• STUDY QUESTIONS:
a) According to the forum post, which kernel is causing problems behind the PIX firewall?
b) Quote the stretch of the forum post from "I have a 2.6.21-gentoo-r4" through "debian 2.6.18-8.1.1.el5 kernel.".
c) List every abbreviation written in all capital letters in the forum post, including its title.

Extra RST packets??

[lonegd]

I have a 2.6.21-gentoo-r4 kernel thats causing problems sitting behind a PIX firewall. Each connection outbound appears to be getting a RST of two after the final FIN which the firewall is dropping and logging as a problem.

Any idea's?? seeing the same from a debian 2.6.18-8.1.1.el5 kernel.

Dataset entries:
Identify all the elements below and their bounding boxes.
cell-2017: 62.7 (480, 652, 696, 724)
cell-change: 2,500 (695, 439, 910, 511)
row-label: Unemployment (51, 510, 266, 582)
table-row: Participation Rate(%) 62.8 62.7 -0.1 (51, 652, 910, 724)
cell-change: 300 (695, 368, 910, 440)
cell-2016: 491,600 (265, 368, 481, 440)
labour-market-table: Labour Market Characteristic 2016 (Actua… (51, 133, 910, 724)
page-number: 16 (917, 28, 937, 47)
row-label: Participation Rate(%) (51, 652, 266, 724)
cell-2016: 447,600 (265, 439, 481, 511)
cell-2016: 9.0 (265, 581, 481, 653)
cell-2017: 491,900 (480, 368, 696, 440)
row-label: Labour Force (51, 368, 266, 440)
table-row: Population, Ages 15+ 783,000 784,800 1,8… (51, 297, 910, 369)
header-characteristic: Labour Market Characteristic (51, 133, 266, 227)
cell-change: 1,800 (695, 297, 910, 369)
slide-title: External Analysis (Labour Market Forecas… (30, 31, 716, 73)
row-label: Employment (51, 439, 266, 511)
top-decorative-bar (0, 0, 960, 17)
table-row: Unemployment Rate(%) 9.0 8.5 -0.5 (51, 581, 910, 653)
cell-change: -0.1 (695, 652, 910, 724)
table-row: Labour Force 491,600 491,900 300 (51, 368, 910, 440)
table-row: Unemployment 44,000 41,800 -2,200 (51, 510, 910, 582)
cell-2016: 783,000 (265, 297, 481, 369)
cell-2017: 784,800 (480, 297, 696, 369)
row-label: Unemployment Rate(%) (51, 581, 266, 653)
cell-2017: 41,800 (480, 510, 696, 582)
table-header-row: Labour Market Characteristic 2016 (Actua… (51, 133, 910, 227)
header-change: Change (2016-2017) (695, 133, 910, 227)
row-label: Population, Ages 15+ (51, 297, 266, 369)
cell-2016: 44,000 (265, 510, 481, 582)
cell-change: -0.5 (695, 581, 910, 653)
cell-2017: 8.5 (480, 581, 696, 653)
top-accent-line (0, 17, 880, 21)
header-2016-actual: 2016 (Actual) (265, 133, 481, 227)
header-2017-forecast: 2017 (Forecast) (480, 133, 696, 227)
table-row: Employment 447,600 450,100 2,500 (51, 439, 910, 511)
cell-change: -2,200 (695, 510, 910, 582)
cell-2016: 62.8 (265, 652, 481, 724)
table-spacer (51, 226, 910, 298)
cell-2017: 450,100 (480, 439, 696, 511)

• COMPLETED EXERCISE:
a) 2.6.21-gentoo-r4

b)
I have a 2.6.21-gentoo-r4 kernel thats causing problems sitting behind a PIX firewall. Each connection outbound appears to be getting a RST of two after the final FIN which the firewall is dropping and logging as a problem.

Any idea's?? seeing the same from a debian 2.6.18-8.1.1.el5 kernel.

c) RST, PIX, FIN